◆ DATA PROVIDED
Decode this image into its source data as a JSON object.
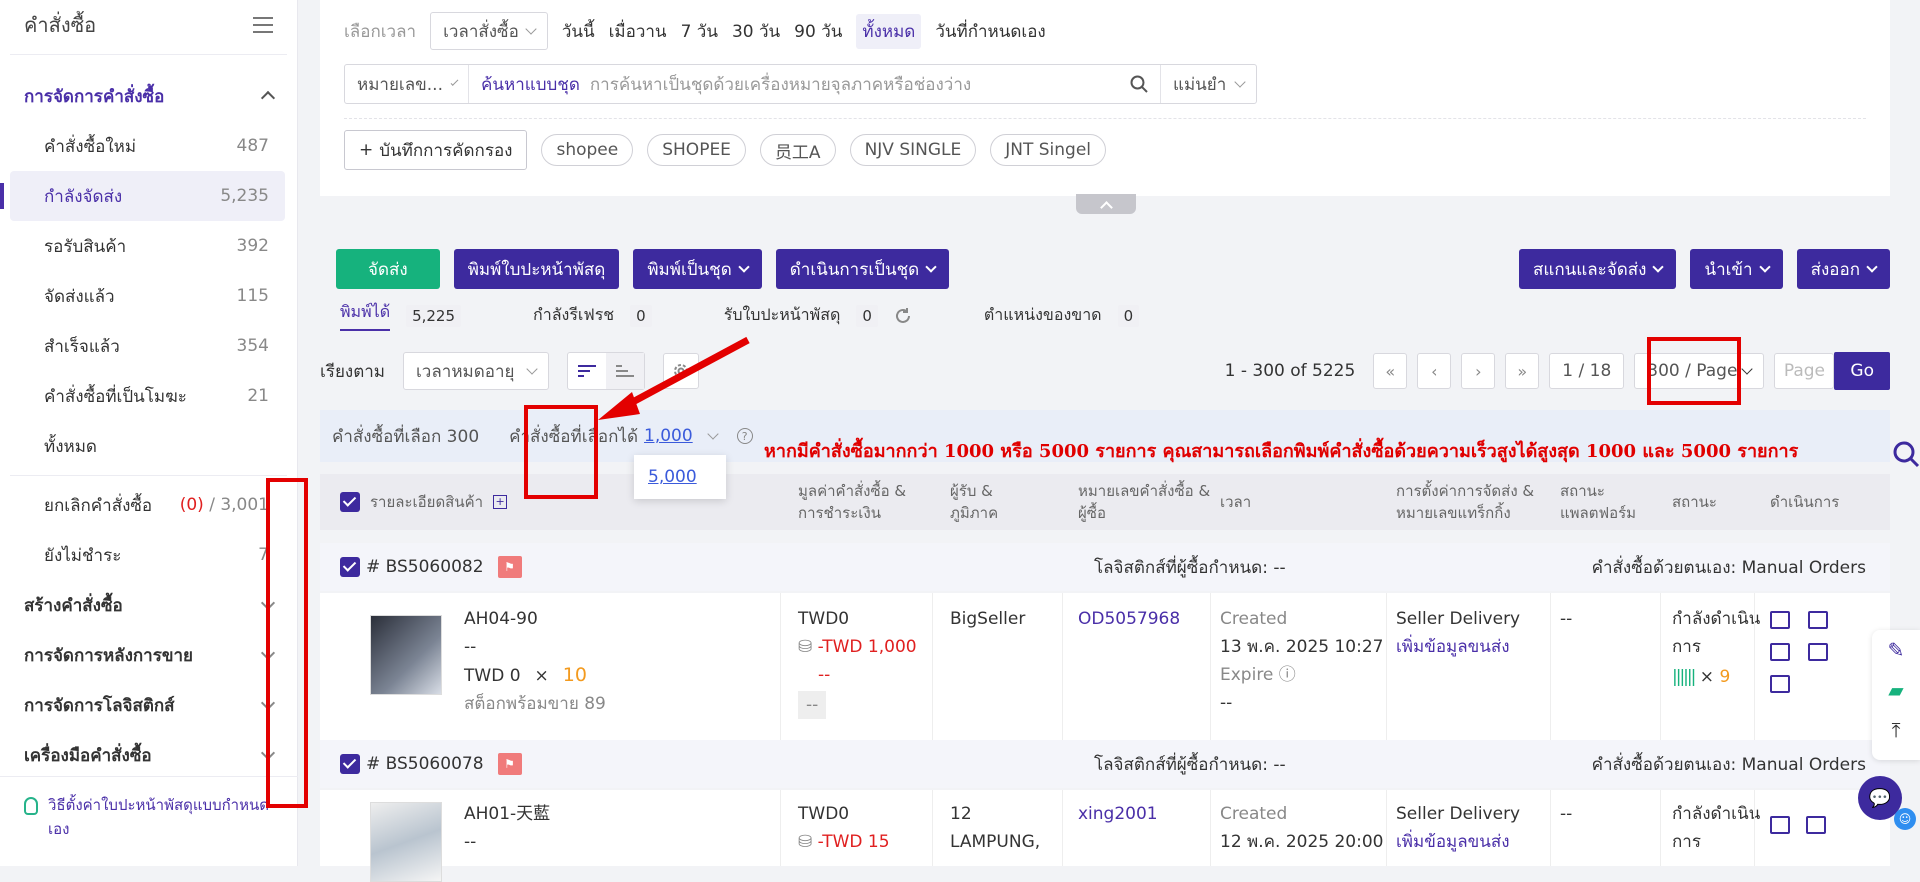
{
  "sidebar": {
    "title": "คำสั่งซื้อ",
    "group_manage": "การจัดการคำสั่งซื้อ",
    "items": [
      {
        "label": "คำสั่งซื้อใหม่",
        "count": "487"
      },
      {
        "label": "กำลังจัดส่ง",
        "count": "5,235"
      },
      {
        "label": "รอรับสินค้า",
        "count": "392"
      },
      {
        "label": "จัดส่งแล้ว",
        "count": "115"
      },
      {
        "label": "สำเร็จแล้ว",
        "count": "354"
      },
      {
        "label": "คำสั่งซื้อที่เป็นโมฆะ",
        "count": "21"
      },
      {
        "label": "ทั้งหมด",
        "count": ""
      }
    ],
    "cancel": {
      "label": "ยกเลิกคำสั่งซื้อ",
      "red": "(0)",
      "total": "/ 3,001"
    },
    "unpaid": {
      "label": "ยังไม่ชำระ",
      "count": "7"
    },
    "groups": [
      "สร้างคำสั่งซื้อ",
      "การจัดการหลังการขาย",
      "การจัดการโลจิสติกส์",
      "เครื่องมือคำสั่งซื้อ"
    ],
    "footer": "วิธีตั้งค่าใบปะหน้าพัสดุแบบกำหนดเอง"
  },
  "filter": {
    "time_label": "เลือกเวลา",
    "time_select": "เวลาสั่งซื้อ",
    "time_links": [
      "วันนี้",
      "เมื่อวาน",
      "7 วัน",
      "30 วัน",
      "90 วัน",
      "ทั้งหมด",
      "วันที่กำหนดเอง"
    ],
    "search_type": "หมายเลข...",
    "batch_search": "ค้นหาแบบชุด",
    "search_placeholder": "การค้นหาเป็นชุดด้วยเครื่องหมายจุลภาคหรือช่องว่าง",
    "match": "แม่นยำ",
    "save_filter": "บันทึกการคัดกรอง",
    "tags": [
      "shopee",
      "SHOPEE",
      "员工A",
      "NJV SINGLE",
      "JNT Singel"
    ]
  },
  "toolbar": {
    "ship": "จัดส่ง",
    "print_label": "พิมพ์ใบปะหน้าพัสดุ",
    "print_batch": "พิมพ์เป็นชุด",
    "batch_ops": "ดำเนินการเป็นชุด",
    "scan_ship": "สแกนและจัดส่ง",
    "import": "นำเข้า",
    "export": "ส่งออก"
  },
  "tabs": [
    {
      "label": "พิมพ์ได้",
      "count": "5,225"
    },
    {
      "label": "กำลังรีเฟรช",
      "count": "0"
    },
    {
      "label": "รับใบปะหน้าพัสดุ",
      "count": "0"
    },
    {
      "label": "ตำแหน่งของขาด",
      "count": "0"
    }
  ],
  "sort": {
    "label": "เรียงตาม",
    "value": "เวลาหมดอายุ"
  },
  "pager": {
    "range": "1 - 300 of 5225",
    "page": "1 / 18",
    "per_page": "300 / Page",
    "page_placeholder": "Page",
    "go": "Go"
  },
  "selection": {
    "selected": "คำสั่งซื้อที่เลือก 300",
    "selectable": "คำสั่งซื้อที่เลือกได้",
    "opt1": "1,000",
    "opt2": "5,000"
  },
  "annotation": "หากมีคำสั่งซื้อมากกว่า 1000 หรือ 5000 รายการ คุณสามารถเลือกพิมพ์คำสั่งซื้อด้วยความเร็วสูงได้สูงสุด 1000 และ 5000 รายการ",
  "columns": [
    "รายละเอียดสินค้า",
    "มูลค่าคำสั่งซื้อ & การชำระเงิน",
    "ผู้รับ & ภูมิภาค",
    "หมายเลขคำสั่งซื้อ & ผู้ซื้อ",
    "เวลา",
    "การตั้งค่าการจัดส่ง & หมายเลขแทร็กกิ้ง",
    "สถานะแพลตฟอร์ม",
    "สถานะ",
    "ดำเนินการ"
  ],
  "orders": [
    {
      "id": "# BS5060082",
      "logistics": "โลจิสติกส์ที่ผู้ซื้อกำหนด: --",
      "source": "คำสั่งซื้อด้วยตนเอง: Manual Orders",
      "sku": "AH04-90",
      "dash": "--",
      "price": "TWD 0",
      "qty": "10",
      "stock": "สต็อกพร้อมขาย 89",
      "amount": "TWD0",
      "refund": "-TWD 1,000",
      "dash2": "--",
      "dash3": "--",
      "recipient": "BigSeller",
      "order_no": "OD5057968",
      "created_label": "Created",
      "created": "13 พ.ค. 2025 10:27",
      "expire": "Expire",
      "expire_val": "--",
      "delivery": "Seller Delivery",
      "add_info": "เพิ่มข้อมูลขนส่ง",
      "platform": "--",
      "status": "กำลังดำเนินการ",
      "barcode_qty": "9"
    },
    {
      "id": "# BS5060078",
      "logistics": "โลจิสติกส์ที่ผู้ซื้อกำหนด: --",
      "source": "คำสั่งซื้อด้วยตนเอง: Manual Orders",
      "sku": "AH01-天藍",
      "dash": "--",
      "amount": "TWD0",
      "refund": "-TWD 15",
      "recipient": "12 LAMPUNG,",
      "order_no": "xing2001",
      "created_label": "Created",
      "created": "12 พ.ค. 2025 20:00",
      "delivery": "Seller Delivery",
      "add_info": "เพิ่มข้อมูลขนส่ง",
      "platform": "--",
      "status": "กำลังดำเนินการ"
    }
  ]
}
==
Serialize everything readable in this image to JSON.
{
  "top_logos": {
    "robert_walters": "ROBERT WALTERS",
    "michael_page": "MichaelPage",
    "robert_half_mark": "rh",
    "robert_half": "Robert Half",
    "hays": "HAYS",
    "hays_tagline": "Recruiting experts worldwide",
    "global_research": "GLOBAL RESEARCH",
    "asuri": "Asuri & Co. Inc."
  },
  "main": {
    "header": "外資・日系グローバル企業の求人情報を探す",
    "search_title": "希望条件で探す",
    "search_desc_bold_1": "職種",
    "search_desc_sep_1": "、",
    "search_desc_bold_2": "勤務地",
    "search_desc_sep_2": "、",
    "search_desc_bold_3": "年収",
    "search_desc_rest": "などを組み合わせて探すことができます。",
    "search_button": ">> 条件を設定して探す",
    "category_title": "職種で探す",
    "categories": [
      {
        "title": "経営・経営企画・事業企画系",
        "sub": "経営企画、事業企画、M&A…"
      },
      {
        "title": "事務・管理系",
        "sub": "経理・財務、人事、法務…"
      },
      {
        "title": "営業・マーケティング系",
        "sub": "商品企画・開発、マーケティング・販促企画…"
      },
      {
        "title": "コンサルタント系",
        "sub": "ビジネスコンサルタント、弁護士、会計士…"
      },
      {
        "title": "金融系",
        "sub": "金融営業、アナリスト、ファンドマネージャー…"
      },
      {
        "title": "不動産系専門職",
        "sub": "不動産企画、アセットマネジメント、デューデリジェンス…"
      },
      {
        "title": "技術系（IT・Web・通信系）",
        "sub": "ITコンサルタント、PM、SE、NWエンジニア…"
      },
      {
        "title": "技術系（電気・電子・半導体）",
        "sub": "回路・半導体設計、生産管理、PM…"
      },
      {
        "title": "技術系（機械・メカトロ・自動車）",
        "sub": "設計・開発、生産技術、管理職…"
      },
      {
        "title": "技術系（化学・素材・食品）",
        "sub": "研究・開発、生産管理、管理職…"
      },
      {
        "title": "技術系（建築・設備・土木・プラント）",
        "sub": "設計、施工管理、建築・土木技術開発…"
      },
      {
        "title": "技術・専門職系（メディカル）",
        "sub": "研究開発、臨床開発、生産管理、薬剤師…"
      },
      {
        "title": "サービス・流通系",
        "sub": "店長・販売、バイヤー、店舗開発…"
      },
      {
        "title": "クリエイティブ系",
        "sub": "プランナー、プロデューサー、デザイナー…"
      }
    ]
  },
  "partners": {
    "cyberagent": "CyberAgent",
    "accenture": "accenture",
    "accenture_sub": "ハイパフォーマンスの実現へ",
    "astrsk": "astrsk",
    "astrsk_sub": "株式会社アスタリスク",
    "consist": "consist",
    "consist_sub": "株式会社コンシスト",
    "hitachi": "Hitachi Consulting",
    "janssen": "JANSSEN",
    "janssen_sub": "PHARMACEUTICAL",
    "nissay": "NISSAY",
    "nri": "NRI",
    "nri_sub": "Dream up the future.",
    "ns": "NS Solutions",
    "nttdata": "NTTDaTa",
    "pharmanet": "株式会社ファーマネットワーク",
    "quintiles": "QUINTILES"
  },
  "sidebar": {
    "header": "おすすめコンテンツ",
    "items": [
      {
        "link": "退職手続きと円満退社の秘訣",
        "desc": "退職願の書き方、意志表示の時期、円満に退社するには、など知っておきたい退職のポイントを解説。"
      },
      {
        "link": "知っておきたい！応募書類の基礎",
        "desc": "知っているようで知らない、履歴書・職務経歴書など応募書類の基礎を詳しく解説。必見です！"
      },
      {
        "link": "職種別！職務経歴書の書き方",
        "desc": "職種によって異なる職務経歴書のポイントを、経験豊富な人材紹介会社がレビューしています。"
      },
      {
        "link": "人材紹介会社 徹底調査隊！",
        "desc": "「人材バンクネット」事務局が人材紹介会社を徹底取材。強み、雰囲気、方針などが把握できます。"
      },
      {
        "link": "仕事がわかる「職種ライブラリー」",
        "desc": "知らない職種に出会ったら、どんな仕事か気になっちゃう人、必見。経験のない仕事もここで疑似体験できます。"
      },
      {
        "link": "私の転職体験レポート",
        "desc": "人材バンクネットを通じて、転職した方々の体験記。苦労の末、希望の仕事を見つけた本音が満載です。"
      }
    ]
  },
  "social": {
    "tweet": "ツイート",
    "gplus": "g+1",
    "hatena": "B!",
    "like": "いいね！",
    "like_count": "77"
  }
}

◆ WHAT IS BEING ASKED
Search the listing for the string "生産管理". Copy each line where it turns up.

◆ SOLUTION TO THIS EXERCISE
        "sub": "回路・半導体設計、生産管理、PM…"
        "sub": "研究・開発、生産管理、管理職…"
        "sub": "研究開発、臨床開発、生産管理、薬剤師…"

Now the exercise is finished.